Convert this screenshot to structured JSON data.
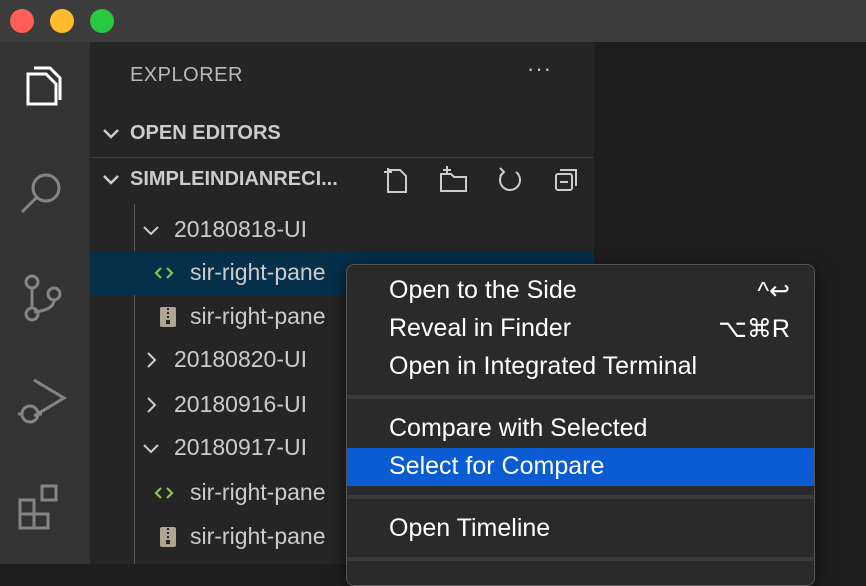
{
  "window": {
    "controls": [
      {
        "name": "close",
        "color": "#ff5f57"
      },
      {
        "name": "minimize",
        "color": "#febc2e"
      },
      {
        "name": "zoom",
        "color": "#28c840"
      }
    ]
  },
  "activity_bar": {
    "items": [
      "explorer-icon",
      "search-icon",
      "source-control-icon",
      "run-debug-icon",
      "extensions-icon"
    ]
  },
  "sidebar": {
    "title": "EXPLORER",
    "more": "···",
    "sections": {
      "open_editors": "OPEN EDITORS",
      "workspace": "SIMPLEINDIANRECI..."
    },
    "workspace_actions": [
      "new-file-icon",
      "new-folder-icon",
      "refresh-icon",
      "collapse-all-icon"
    ],
    "tree": [
      {
        "label": "20180818-UI",
        "type": "folder",
        "expanded": true
      },
      {
        "label": "sir-right-pane",
        "type": "file-code",
        "selected": true
      },
      {
        "label": "sir-right-pane",
        "type": "file-zip"
      },
      {
        "label": "20180820-UI",
        "type": "folder",
        "expanded": false
      },
      {
        "label": "20180916-UI",
        "type": "folder",
        "expanded": false
      },
      {
        "label": "20180917-UI",
        "type": "folder",
        "expanded": true
      },
      {
        "label": "sir-right-pane",
        "type": "file-code"
      },
      {
        "label": "sir-right-pane",
        "type": "file-zip"
      }
    ]
  },
  "context_menu": {
    "items": [
      {
        "label": "Open to the Side",
        "shortcut": "^↩"
      },
      {
        "label": "Reveal in Finder",
        "shortcut": "⌥⌘R"
      },
      {
        "label": "Open in Integrated Terminal",
        "shortcut": ""
      },
      {
        "label": "Compare with Selected",
        "shortcut": ""
      },
      {
        "label": "Select for Compare",
        "shortcut": "",
        "highlighted": true
      },
      {
        "label": "Open Timeline",
        "shortcut": ""
      }
    ]
  },
  "colors": {
    "accent": "#0b5bd3",
    "selection": "#062f4a",
    "code_icon": "#8dc149",
    "zip_icon": "#b0a593"
  }
}
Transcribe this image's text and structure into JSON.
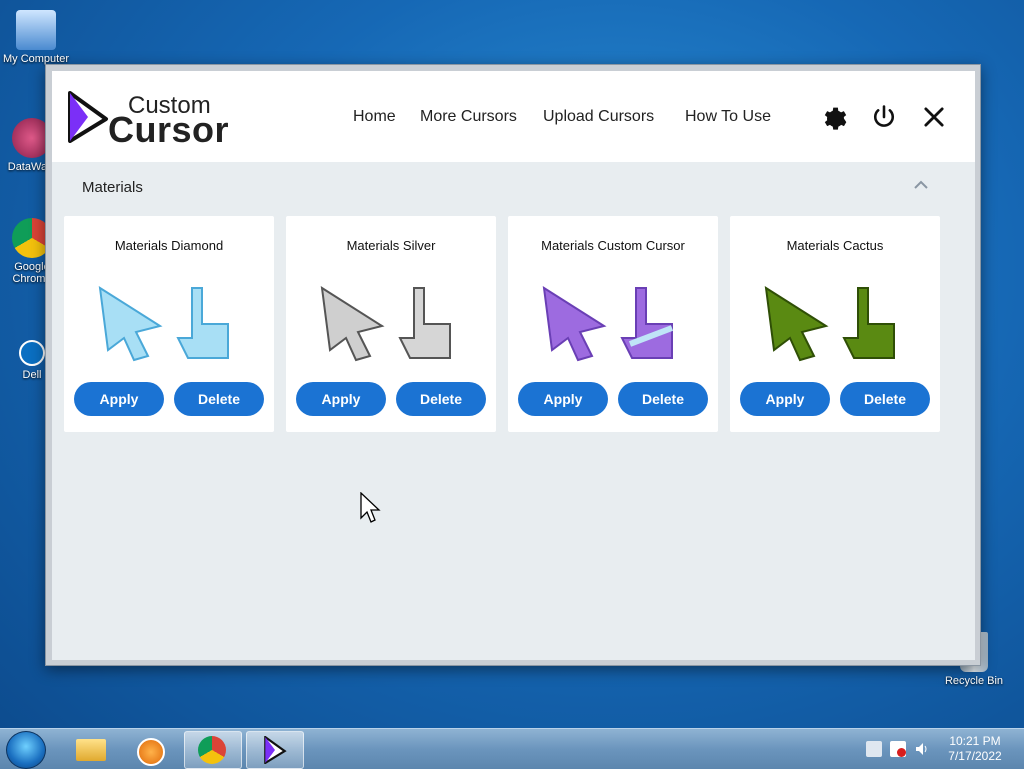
{
  "desktop": {
    "icons": [
      {
        "label": "My Computer"
      },
      {
        "label": "DataWa..."
      },
      {
        "label": "Google Chrome"
      },
      {
        "label": "Dell"
      },
      {
        "label": "Recycle Bin"
      }
    ]
  },
  "app": {
    "logo": {
      "line1": "Custom",
      "line2": "Cursor"
    },
    "nav": [
      "Home",
      "More Cursors",
      "Upload Cursors",
      "How To Use"
    ],
    "icons": [
      "gear-icon",
      "power-icon",
      "close-icon"
    ],
    "section_title": "Materials",
    "cards": [
      {
        "title": "Materials Diamond",
        "color": "#a8dff5",
        "apply": "Apply",
        "delete": "Delete"
      },
      {
        "title": "Materials Silver",
        "color": "#cfcfcf",
        "apply": "Apply",
        "delete": "Delete"
      },
      {
        "title": "Materials Custom Cursor",
        "color": "#9d6be0",
        "apply": "Apply",
        "delete": "Delete"
      },
      {
        "title": "Materials Cactus",
        "color": "#5a8a12",
        "apply": "Apply",
        "delete": "Delete"
      }
    ],
    "accent": "#1b73d3"
  },
  "taskbar": {
    "clock_time": "10:21 PM",
    "clock_date": "7/17/2022"
  }
}
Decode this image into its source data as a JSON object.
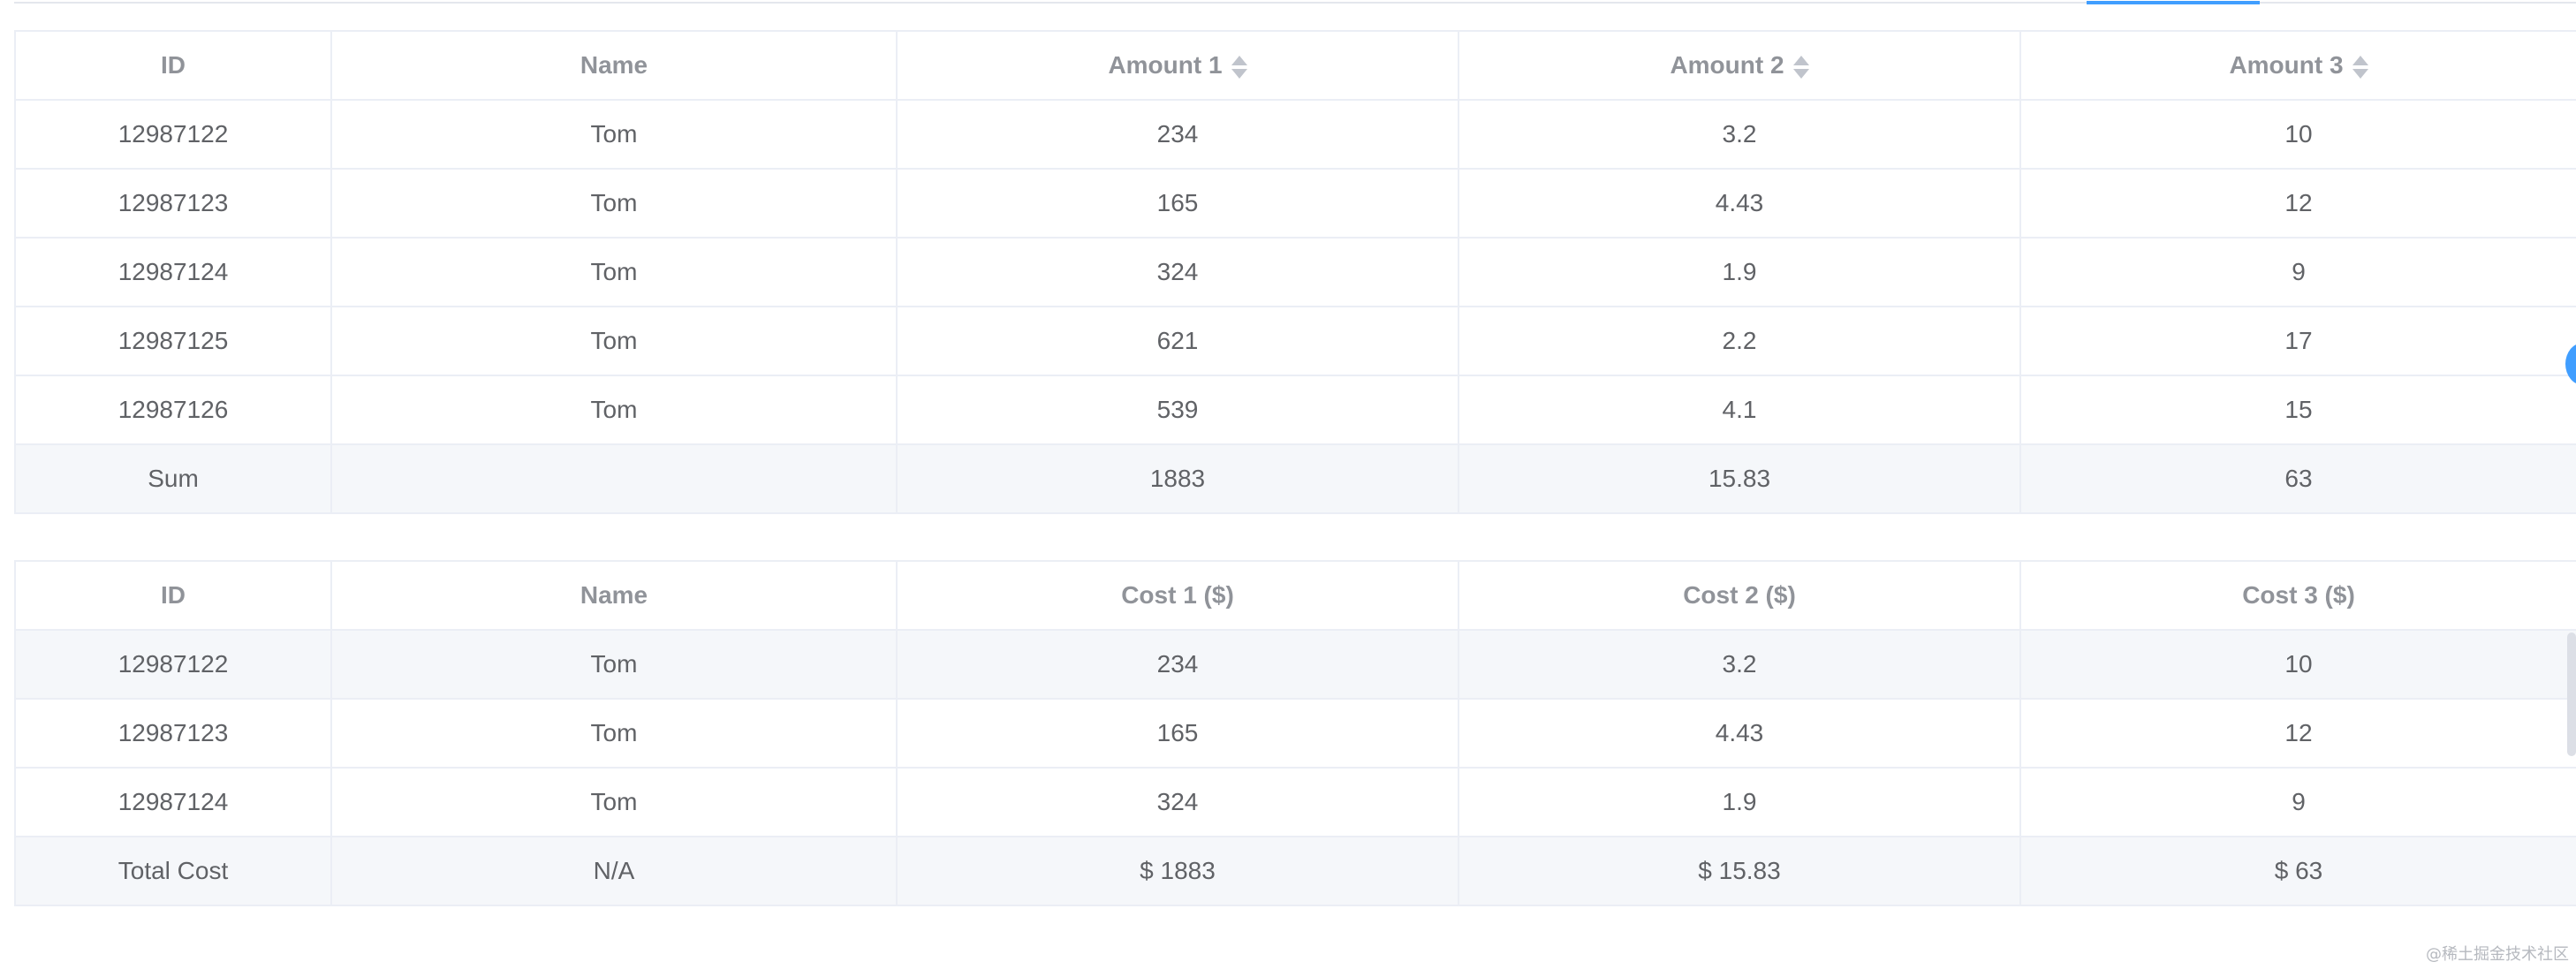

------------------------------

**WHAT TO DO**
All of the entries above should be copied exactly, except for the pictures.

**CORRECT RESULT**
Convert this screenshot to structured JSON data.
{
  "window": {
    "controls": [
      {
        "name": "close",
        "color": "#ff5f57"
      },
      {
        "name": "minimize",
        "color": "#febc2e"
      },
      {
        "name": "zoom",
        "color": "#28c840"
      }
    ]
  },
  "activity_bar": {
    "items": [
      "explorer-icon",
      "search-icon",
      "source-control-icon",
      "run-debug-icon",
      "extensions-icon"
    ]
  },
  "sidebar": {
    "title": "EXPLORER",
    "more": "···",
    "sections": {
      "open_editors": "OPEN EDITORS",
      "workspace": "SIMPLEINDIANRECI..."
    },
    "workspace_actions": [
      "new-file-icon",
      "new-folder-icon",
      "refresh-icon",
      "collapse-all-icon"
    ],
    "tree": [
      {
        "label": "20180818-UI",
        "type": "folder",
        "expanded": true
      },
      {
        "label": "sir-right-pane",
        "type": "file-code",
        "selected": true
      },
      {
        "label": "sir-right-pane",
        "type": "file-zip"
      },
      {
        "label": "20180820-UI",
        "type": "folder",
        "expanded": false
      },
      {
        "label": "20180916-UI",
        "type": "folder",
        "expanded": false
      },
      {
        "label": "20180917-UI",
        "type": "folder",
        "expanded": true
      },
      {
        "label": "sir-right-pane",
        "type": "file-code"
      },
      {
        "label": "sir-right-pane",
        "type": "file-zip"
      }
    ]
  },
  "context_menu": {
    "items": [
      {
        "label": "Open to the Side",
        "shortcut": "^↩"
      },
      {
        "label": "Reveal in Finder",
        "shortcut": "⌥⌘R"
      },
      {
        "label": "Open in Integrated Terminal",
        "shortcut": ""
      },
      {
        "label": "Compare with Selected",
        "shortcut": ""
      },
      {
        "label": "Select for Compare",
        "shortcut": "",
        "highlighted": true
      },
      {
        "label": "Open Timeline",
        "shortcut": ""
      }
    ]
  },
  "colors": {
    "accent": "#0b5bd3",
    "selection": "#062f4a",
    "code_icon": "#8dc149",
    "zip_icon": "#b0a593"
  }
}
Transcribe this image's text and structure into JSON.
{
  "desktop": {
    "icons": [
      {
        "label": "My Computer"
      },
      {
        "label": "DataWa..."
      },
      {
        "label": "Google Chrome"
      },
      {
        "label": "Dell"
      },
      {
        "label": "Recycle Bin"
      }
    ]
  },
  "app": {
    "logo": {
      "line1": "Custom",
      "line2": "Cursor"
    },
    "nav": [
      "Home",
      "More Cursors",
      "Upload Cursors",
      "How To Use"
    ],
    "icons": [
      "gear-icon",
      "power-icon",
      "close-icon"
    ],
    "section_title": "Materials",
    "cards": [
      {
        "title": "Materials Diamond",
        "color": "#a8dff5",
        "apply": "Apply",
        "delete": "Delete"
      },
      {
        "title": "Materials Silver",
        "color": "#cfcfcf",
        "apply": "Apply",
        "delete": "Delete"
      },
      {
        "title": "Materials Custom Cursor",
        "color": "#9d6be0",
        "apply": "Apply",
        "delete": "Delete"
      },
      {
        "title": "Materials Cactus",
        "color": "#5a8a12",
        "apply": "Apply",
        "delete": "Delete"
      }
    ],
    "accent": "#1b73d3"
  },
  "taskbar": {
    "clock_time": "10:21 PM",
    "clock_date": "7/17/2022"
  }
}
Decode this image into its source data as a JSON object.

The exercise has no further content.